** Problem **
Scan the entries below and extract each line with the word "snížit" in it.

======== Data excerpts ========

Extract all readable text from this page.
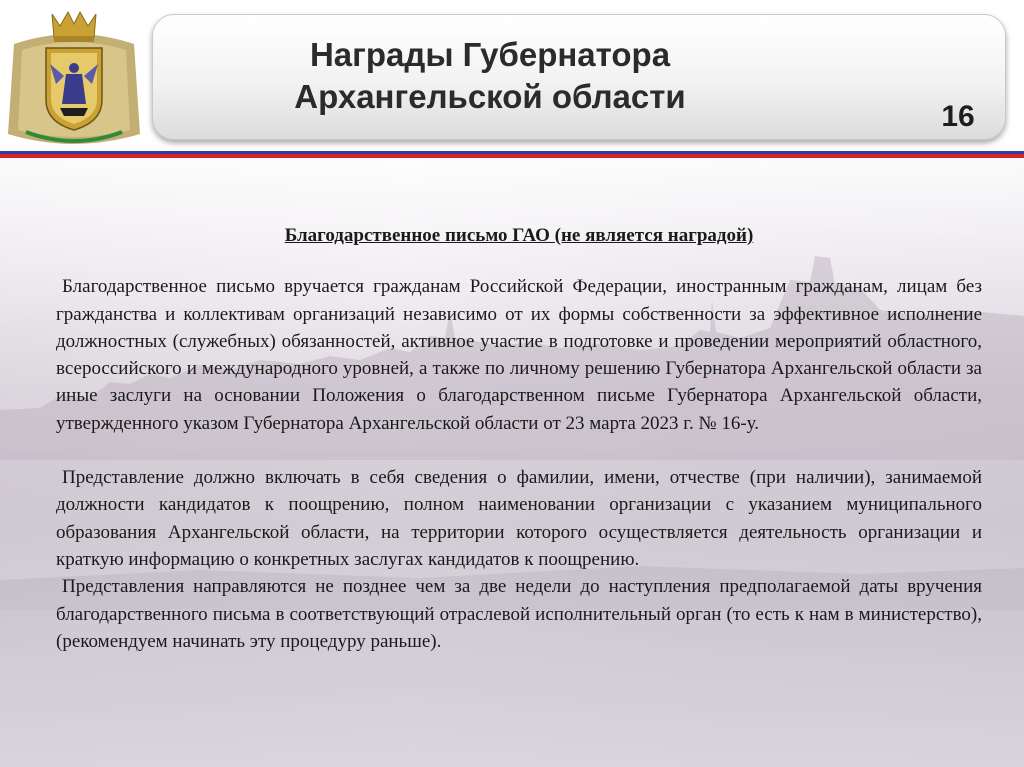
Награды Губернатора
Архангельской области
16

Благодарственное письмо ГАО (не является наградой)

Благодарственное письмо вручается гражданам Российской Федерации, иностранным гражданам, лицам без гражданства и коллективам организаций независимо от их формы собственности за эффективное исполнение должностных (служебных) обязанностей, активное участие в подготовке и проведении мероприятий областного, всероссийского и международного уровней, а также по личному решению Губернатора Архангельской области за иные заслуги на основании Положения о благодарственном письме Губернатора Архангельской области, утвержденного указом Губернатора Архангельской области от 23 марта 2023 г. № 16-у.

Представление должно включать в себя сведения о фамилии, имени, отчестве (при наличии), занимаемой должности кандидатов к поощрению, полном наименовании организации с указанием муниципального образования Архангельской области, на территории которого осуществляется деятельность организации и краткую информацию о конкретных заслугах кандидатов к поощрению.

Представления направляются не позднее чем за две недели до наступления предполагаемой даты вручения благодарственного письма в соответствующий отраслевой исполнительный орган (то есть к нам в министерство), (рекомендуем начинать эту процедуру раньше).
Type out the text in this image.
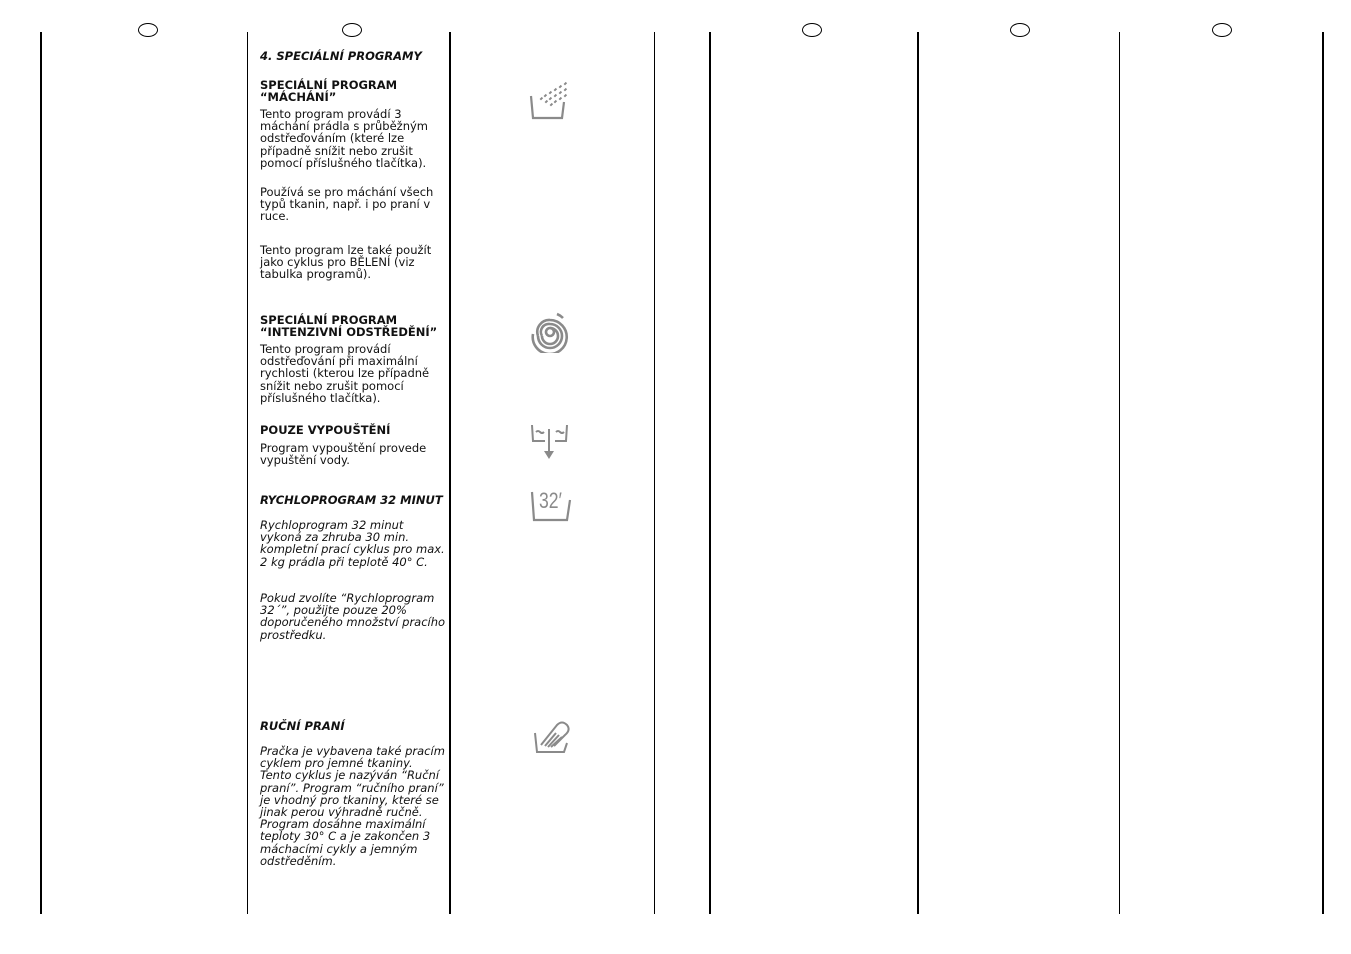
4. SPECIÁLNÍ PROGRAMY
SPECIÁLNÍ PROGRAM
“MÁCHÁNÍ”
Tento program provádí 3 máchání prádla s průběžným odstřeďováním (které lze případně snížit nebo zrušit pomocí příslušného tlačítka).
Používá se pro máchání všech typů tkanin, např. i po praní v ruce.
Tento program lze také použít jako cyklus pro BĚLENÍ (viz tabulka programů).
SPECIÁLNÍ PROGRAM
“INTENZIVNÍ ODSTŘEDĚNÍ”
Tento program provádí odstřeďování při maximální rychlosti (kterou lze případně snížit nebo zrušit pomocí příslušného tlačítka).
POUZE VYPOUŠTĚNÍ
Program vypouštění provede vypuštění vody.
RYCHLOPROGRAM 32 MINUT
Rychloprogram 32 minut vykoná za zhruba 30 min. kompletní prací cyklus pro max. 2 kg prádla při teplotě 40° C.
Pokud zvolíte “Rychloprogram 32´”, použijte pouze 20% doporučeného množství pracího prostředku.
RUČNÍ PRANÍ
Pračka je vybavena také pracím cyklem pro jemné tkaniny. Tento cyklus je nazýván “Ruční praní”. Program “ručního praní” je vhodný pro tkaniny, které se jinak perou výhradně ručně. Program dosáhne maximální teploty 30° C a je zakončen 3 máchacími cykly a jemným odstředěním.
32′
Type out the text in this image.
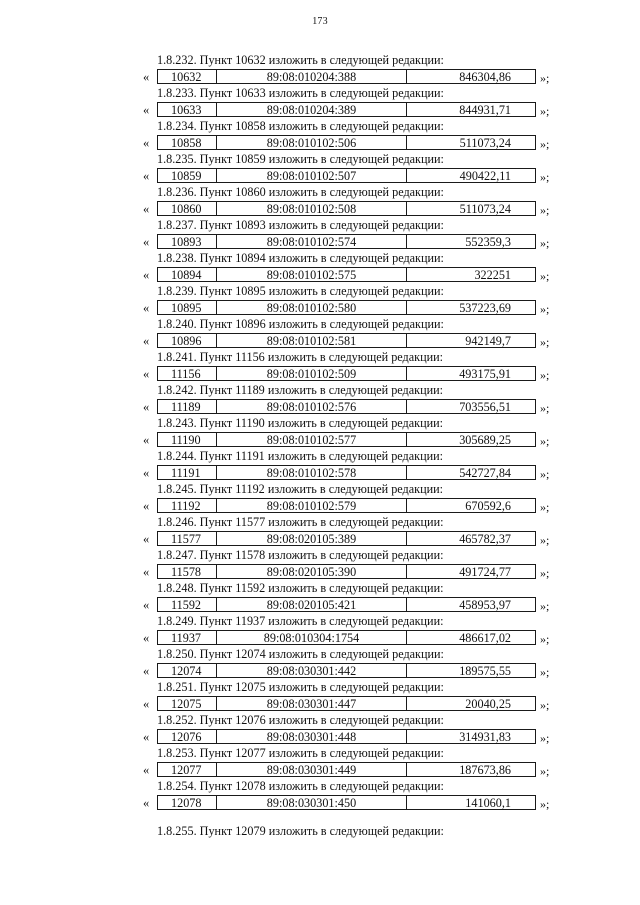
173
1.8.232. Пункт 10632 изложить в следующей редакции:
«	10632	89:08:010204:388	846304,86	»;
1.8.233. Пункт 10633 изложить в следующей редакции:
«	10633	89:08:010204:389	844931,71	»;
1.8.234. Пункт 10858 изложить в следующей редакции:
«	10858	89:08:010102:506	511073,24	»;
1.8.235. Пункт 10859 изложить в следующей редакции:
«	10859	89:08:010102:507	490422,11	»;
1.8.236. Пункт 10860 изложить в следующей редакции:
«	10860	89:08:010102:508	511073,24	»;
1.8.237. Пункт 10893 изложить в следующей редакции:
«	10893	89:08:010102:574	552359,3	»;
1.8.238. Пункт 10894 изложить в следующей редакции:
«	10894	89:08:010102:575	322251	»;
1.8.239. Пункт 10895 изложить в следующей редакции:
«	10895	89:08:010102:580	537223,69	»;
1.8.240. Пункт 10896 изложить в следующей редакции:
«	10896	89:08:010102:581	942149,7	»;
1.8.241. Пункт 11156 изложить в следующей редакции:
«	11156	89:08:010102:509	493175,91	»;
1.8.242. Пункт 11189 изложить в следующей редакции:
«	11189	89:08:010102:576	703556,51	»;
1.8.243. Пункт 11190 изложить в следующей редакции:
«	11190	89:08:010102:577	305689,25	»;
1.8.244. Пункт 11191 изложить в следующей редакции:
«	11191	89:08:010102:578	542727,84	»;
1.8.245. Пункт 11192 изложить в следующей редакции:
«	11192	89:08:010102:579	670592,6	»;
1.8.246. Пункт 11577 изложить в следующей редакции:
«	11577	89:08:020105:389	465782,37	»;
1.8.247. Пункт 11578 изложить в следующей редакции:
«	11578	89:08:020105:390	491724,77	»;
1.8.248. Пункт 11592 изложить в следующей редакции:
«	11592	89:08:020105:421	458953,97	»;
1.8.249. Пункт 11937 изложить в следующей редакции:
«	11937	89:08:010304:1754	486617,02	»;
1.8.250. Пункт 12074 изложить в следующей редакции:
«	12074	89:08:030301:442	189575,55	»;
1.8.251. Пункт 12075 изложить в следующей редакции:
«	12075	89:08:030301:447	20040,25	»;
1.8.252. Пункт 12076 изложить в следующей редакции:
«	12076	89:08:030301:448	314931,83	»;
1.8.253. Пункт 12077 изложить в следующей редакции:
«	12077	89:08:030301:449	187673,86	»;
1.8.254. Пункт 12078 изложить в следующей редакции:
«	12078	89:08:030301:450	141060,1	»;
1.8.255. Пункт 12079 изложить в следующей редакции:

========

** Exercise output **
Tento program provádí 3 máchání prádla s průběžným odstřeďováním (které lze případně snížit nebo zrušit pomocí příslušného tlačítka).
Tento program provádí odstřeďování při maximální rychlosti (kterou lze případně snížit nebo zrušit pomocí příslušného tlačítka).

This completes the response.